**EXERCISE DETAILS:** Exactly reproduce each line of the listing that follows.

**DATA ENTRIES:**
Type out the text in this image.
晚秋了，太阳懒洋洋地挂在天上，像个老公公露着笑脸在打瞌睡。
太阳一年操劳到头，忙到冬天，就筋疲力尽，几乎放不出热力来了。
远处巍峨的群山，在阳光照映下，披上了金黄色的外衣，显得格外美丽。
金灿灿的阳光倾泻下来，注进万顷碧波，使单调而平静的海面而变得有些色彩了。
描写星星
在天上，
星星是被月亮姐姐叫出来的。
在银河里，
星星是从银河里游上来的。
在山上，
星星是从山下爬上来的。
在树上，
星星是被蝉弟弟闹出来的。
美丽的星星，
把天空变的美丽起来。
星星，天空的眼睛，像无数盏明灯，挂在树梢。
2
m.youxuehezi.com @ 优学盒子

**SOLUTION:**
Type out the text in this image.
晚秋了，太阳懒洋洋地挂在天上，像个老公公露着笑脸在打瞌睡。
太阳一年操劳到头，忙到冬天，就筋疲力尽，几乎放不出热力来了。
远处巍峨的群山，在阳光照映下，披上了金黄色的外衣，显得格外美丽。
金灿灿的阳光倾泻下来，注进万顷碧波，使单调而平静的海面而变得有些色彩了。
描写星星
在天上，
星星是被月亮姐姐叫出来的。
在银河里，
星星是从银河里游上来的。
在山上，
星星是从山下爬上来的。
在树上，
星星是被蝉弟弟闹出来的。
美丽的星星，
把天空变的美丽起来。
星星，天空的眼睛，像无数盏明灯，挂在树梢。
2
m.youxuehezi.com @ 优学盒子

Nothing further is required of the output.